Figure content listings
========
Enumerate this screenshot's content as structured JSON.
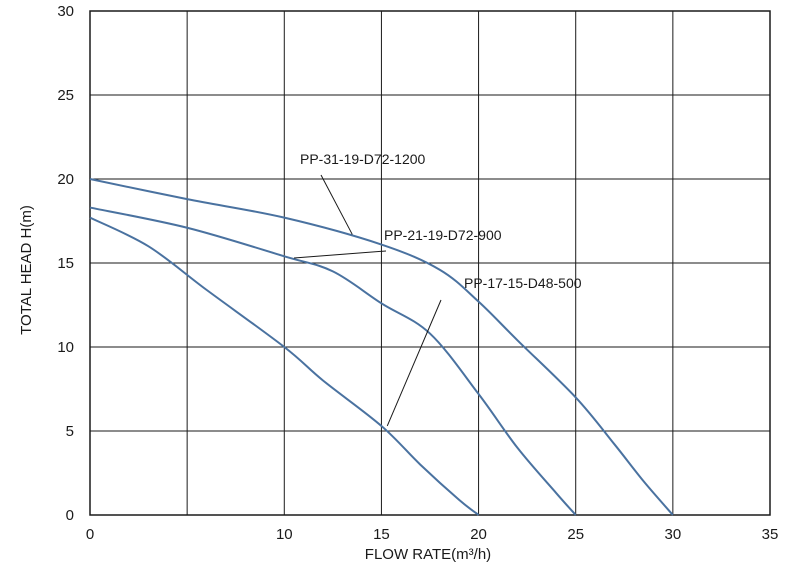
{
  "chart_data": {
    "type": "line",
    "title": "",
    "xlabel": "FLOW RATE(m³/h)",
    "ylabel": "TOTAL HEAD H(m)",
    "xlim": [
      0,
      35
    ],
    "ylim": [
      0,
      30
    ],
    "x_ticks": [
      "0",
      "10",
      "15",
      "20",
      "25",
      "30",
      "35"
    ],
    "x_tick_values": [
      0,
      10,
      15,
      20,
      25,
      30,
      35
    ],
    "y_ticks": [
      "0",
      "5",
      "10",
      "15",
      "20",
      "25",
      "30"
    ],
    "y_tick_values": [
      0,
      5,
      10,
      15,
      20,
      25,
      30
    ],
    "x_grid": [
      0,
      5,
      10,
      15,
      20,
      25,
      30,
      35
    ],
    "y_grid": [
      0,
      5,
      10,
      15,
      20,
      25,
      30
    ],
    "grid": true,
    "line_color": "#4a72a0",
    "series": [
      {
        "name": "PP-31-19-D72-1200",
        "points": [
          [
            0,
            20
          ],
          [
            5,
            18.8
          ],
          [
            10,
            17.7
          ],
          [
            15,
            16.1
          ],
          [
            18,
            14.6
          ],
          [
            20,
            12.7
          ],
          [
            22,
            10.4
          ],
          [
            25,
            7.0
          ],
          [
            27,
            4.2
          ],
          [
            28.5,
            2.0
          ],
          [
            30,
            0
          ]
        ],
        "label_anchor": [
          13.5,
          16.7
        ]
      },
      {
        "name": "PP-21-19-D72-900",
        "points": [
          [
            0,
            18.3
          ],
          [
            5,
            17.1
          ],
          [
            10,
            15.4
          ],
          [
            12.5,
            14.5
          ],
          [
            15,
            12.6
          ],
          [
            17.5,
            10.8
          ],
          [
            20,
            7.2
          ],
          [
            22,
            4.0
          ],
          [
            24,
            1.3
          ],
          [
            25,
            0
          ]
        ],
        "label_anchor": [
          10.5,
          15.3
        ]
      },
      {
        "name": "PP-17-15-D48-500",
        "points": [
          [
            0,
            17.7
          ],
          [
            3,
            16.0
          ],
          [
            6,
            13.4
          ],
          [
            10,
            10.0
          ],
          [
            12,
            8.0
          ],
          [
            15,
            5.3
          ],
          [
            17,
            3.0
          ],
          [
            19,
            0.9
          ],
          [
            20,
            0
          ]
        ],
        "label_anchor": [
          15.3,
          5.3
        ]
      }
    ]
  }
}
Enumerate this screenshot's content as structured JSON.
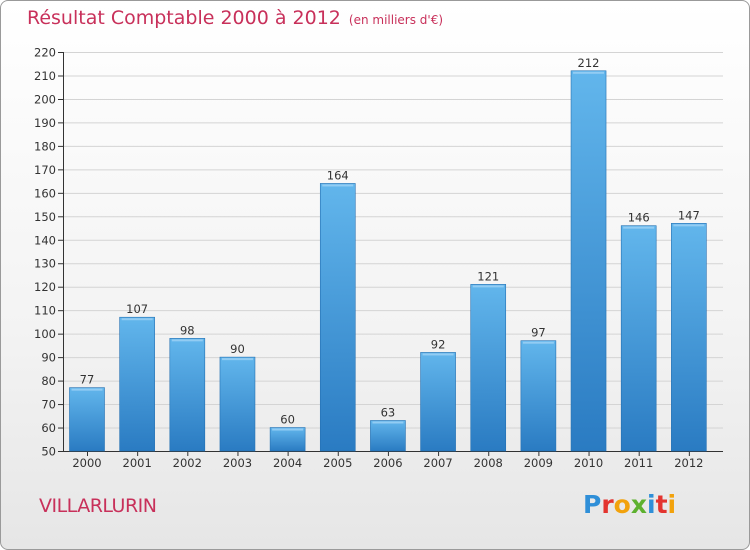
{
  "header": {
    "title": "Résultat Comptable 2000 à 2012",
    "unit": "(en milliers d'€)"
  },
  "footer": {
    "commune": "VILLARLURIN",
    "logo_letters": [
      "P",
      "r",
      "o",
      "x",
      "i",
      "t",
      "i"
    ],
    "logo_colors": [
      "#2f8fd8",
      "#e3342f",
      "#f2a20c",
      "#5db12f",
      "#2f8fd8",
      "#e3342f",
      "#f2a20c"
    ]
  },
  "colors": {
    "bar_light": "#5fb3ea",
    "bar_dark": "#2b7fc6",
    "title": "#c8305a",
    "axis": "#333333"
  },
  "chart_data": {
    "type": "bar",
    "title": "Résultat Comptable 2000 à 2012",
    "subtitle": "(en milliers d'€)",
    "categories": [
      "2000",
      "2001",
      "2002",
      "2003",
      "2004",
      "2005",
      "2006",
      "2007",
      "2008",
      "2009",
      "2010",
      "2011",
      "2012"
    ],
    "values": [
      77,
      107,
      98,
      90,
      60,
      164,
      63,
      92,
      121,
      97,
      212,
      146,
      147
    ],
    "ylim": [
      50,
      220
    ],
    "yticks": [
      50,
      60,
      70,
      80,
      90,
      100,
      110,
      120,
      130,
      140,
      150,
      160,
      170,
      180,
      190,
      200,
      210,
      220
    ],
    "grid": true,
    "data_labels": true
  }
}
========
Transcribe the records above exactly, omitting every picture they contain.

Enumerate this screenshot's content as structured JSON.
{
  "chart_data": {
    "type": "line",
    "title": "",
    "xlabel": "FLOW RATE(m³/h)",
    "ylabel": "TOTAL HEAD H(m)",
    "xlim": [
      0,
      35
    ],
    "ylim": [
      0,
      30
    ],
    "x_ticks": [
      "0",
      "10",
      "15",
      "20",
      "25",
      "30",
      "35"
    ],
    "x_tick_values": [
      0,
      10,
      15,
      20,
      25,
      30,
      35
    ],
    "y_ticks": [
      "0",
      "5",
      "10",
      "15",
      "20",
      "25",
      "30"
    ],
    "y_tick_values": [
      0,
      5,
      10,
      15,
      20,
      25,
      30
    ],
    "x_grid": [
      0,
      5,
      10,
      15,
      20,
      25,
      30,
      35
    ],
    "y_grid": [
      0,
      5,
      10,
      15,
      20,
      25,
      30
    ],
    "grid": true,
    "line_color": "#4a72a0",
    "series": [
      {
        "name": "PP-31-19-D72-1200",
        "points": [
          [
            0,
            20
          ],
          [
            5,
            18.8
          ],
          [
            10,
            17.7
          ],
          [
            15,
            16.1
          ],
          [
            18,
            14.6
          ],
          [
            20,
            12.7
          ],
          [
            22,
            10.4
          ],
          [
            25,
            7.0
          ],
          [
            27,
            4.2
          ],
          [
            28.5,
            2.0
          ],
          [
            30,
            0
          ]
        ],
        "label_anchor": [
          13.5,
          16.7
        ]
      },
      {
        "name": "PP-21-19-D72-900",
        "points": [
          [
            0,
            18.3
          ],
          [
            5,
            17.1
          ],
          [
            10,
            15.4
          ],
          [
            12.5,
            14.5
          ],
          [
            15,
            12.6
          ],
          [
            17.5,
            10.8
          ],
          [
            20,
            7.2
          ],
          [
            22,
            4.0
          ],
          [
            24,
            1.3
          ],
          [
            25,
            0
          ]
        ],
        "label_anchor": [
          10.5,
          15.3
        ]
      },
      {
        "name": "PP-17-15-D48-500",
        "points": [
          [
            0,
            17.7
          ],
          [
            3,
            16.0
          ],
          [
            6,
            13.4
          ],
          [
            10,
            10.0
          ],
          [
            12,
            8.0
          ],
          [
            15,
            5.3
          ],
          [
            17,
            3.0
          ],
          [
            19,
            0.9
          ],
          [
            20,
            0
          ]
        ],
        "label_anchor": [
          15.3,
          5.3
        ]
      }
    ]
  }
}
Enumerate this screenshot's content as structured JSON.
{
  "header": {
    "title": "Résultat Comptable 2000 à 2012",
    "unit": "(en milliers d'€)"
  },
  "footer": {
    "commune": "VILLARLURIN",
    "logo_letters": [
      "P",
      "r",
      "o",
      "x",
      "i",
      "t",
      "i"
    ],
    "logo_colors": [
      "#2f8fd8",
      "#e3342f",
      "#f2a20c",
      "#5db12f",
      "#2f8fd8",
      "#e3342f",
      "#f2a20c"
    ]
  },
  "colors": {
    "bar_light": "#5fb3ea",
    "bar_dark": "#2b7fc6",
    "title": "#c8305a",
    "axis": "#333333"
  },
  "chart_data": {
    "type": "bar",
    "title": "Résultat Comptable 2000 à 2012",
    "subtitle": "(en milliers d'€)",
    "categories": [
      "2000",
      "2001",
      "2002",
      "2003",
      "2004",
      "2005",
      "2006",
      "2007",
      "2008",
      "2009",
      "2010",
      "2011",
      "2012"
    ],
    "values": [
      77,
      107,
      98,
      90,
      60,
      164,
      63,
      92,
      121,
      97,
      212,
      146,
      147
    ],
    "ylim": [
      50,
      220
    ],
    "yticks": [
      50,
      60,
      70,
      80,
      90,
      100,
      110,
      120,
      130,
      140,
      150,
      160,
      170,
      180,
      190,
      200,
      210,
      220
    ],
    "grid": true,
    "data_labels": true
  }
}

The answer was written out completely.